**Your instructions**
Identify the lines that contain the word "Package" and copy each one.

**Records for this task**
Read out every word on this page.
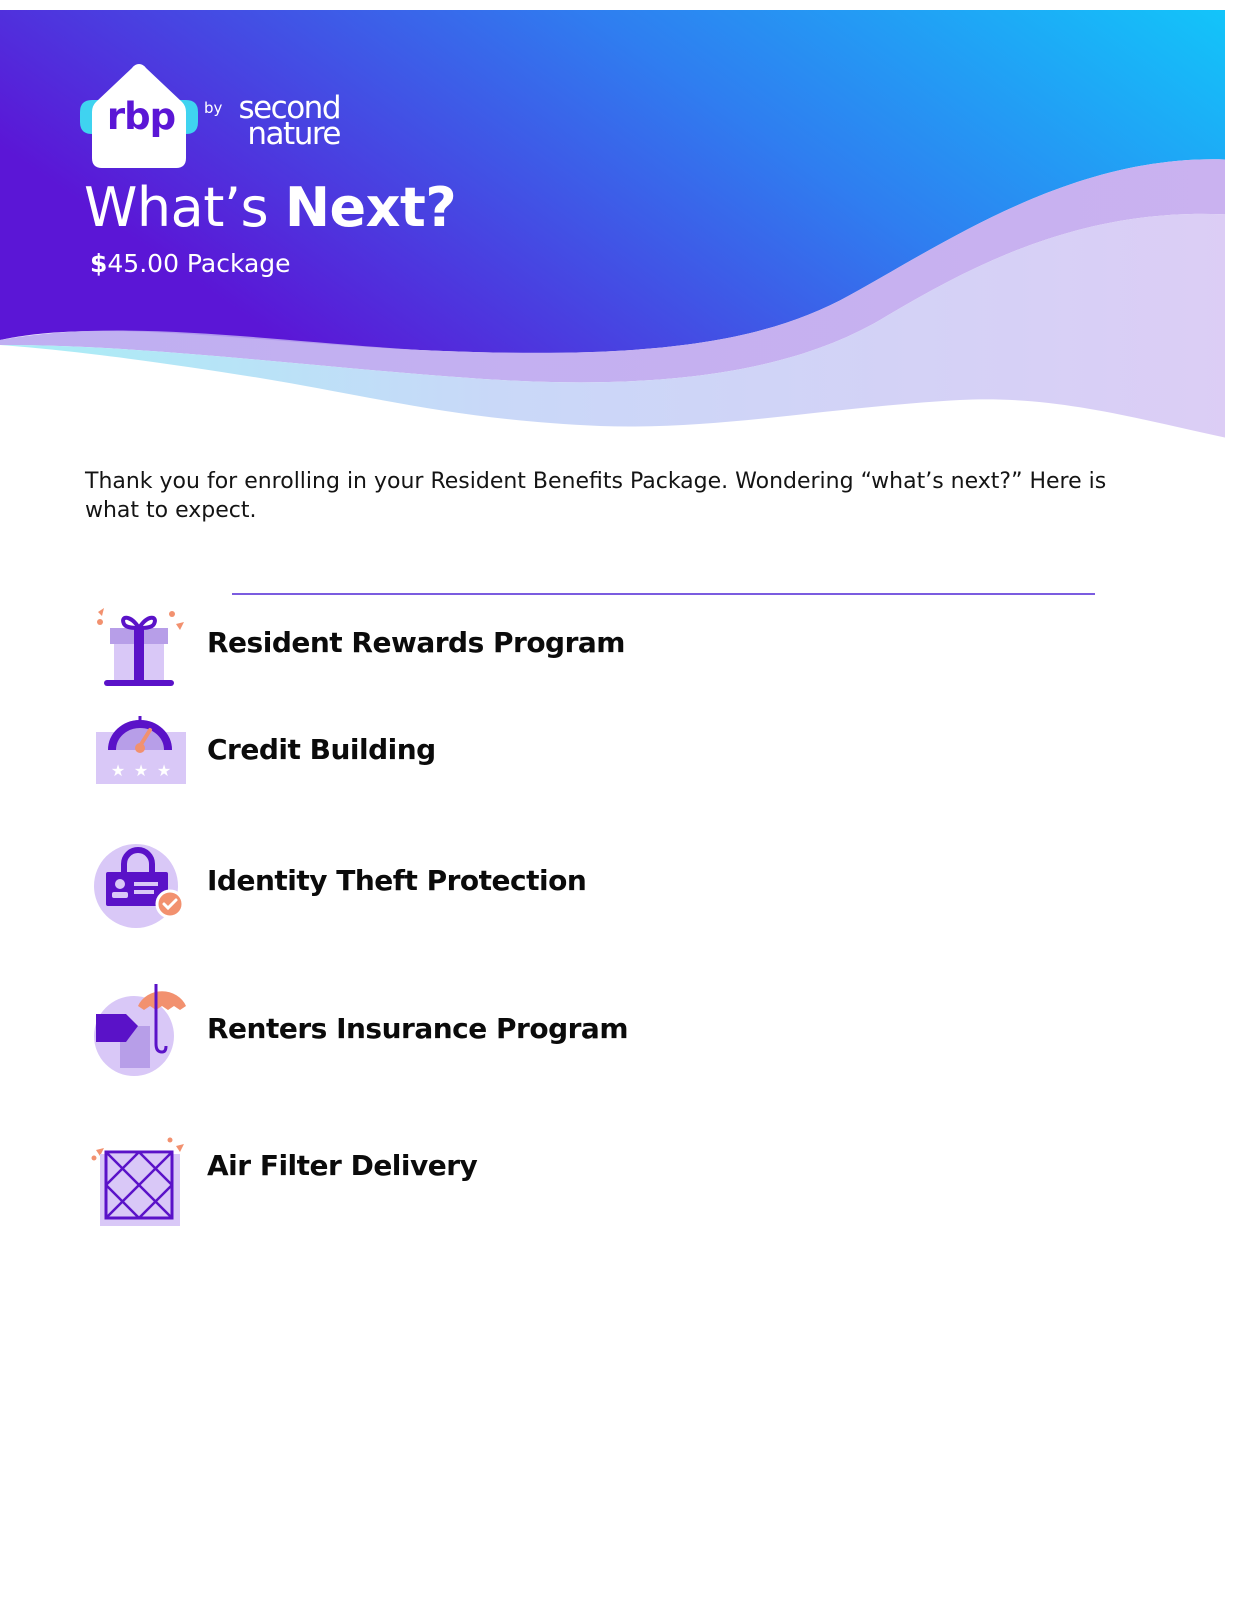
rbp by second
nature
What’s Next?
$45.00 Package
Thank you for enrolling in your Resident Benefits Package. Wondering “what’s next?” Here is what to expect.
Resident Rewards Program
★ ★ ★
Credit Building
Identity Theft Protection
Renters Insurance Program
Air Filter Delivery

**Exercise result**
$45.00 Package
Thank you for enrolling in your Resident Benefits Package. Wondering “what’s next?” Here is what to expect.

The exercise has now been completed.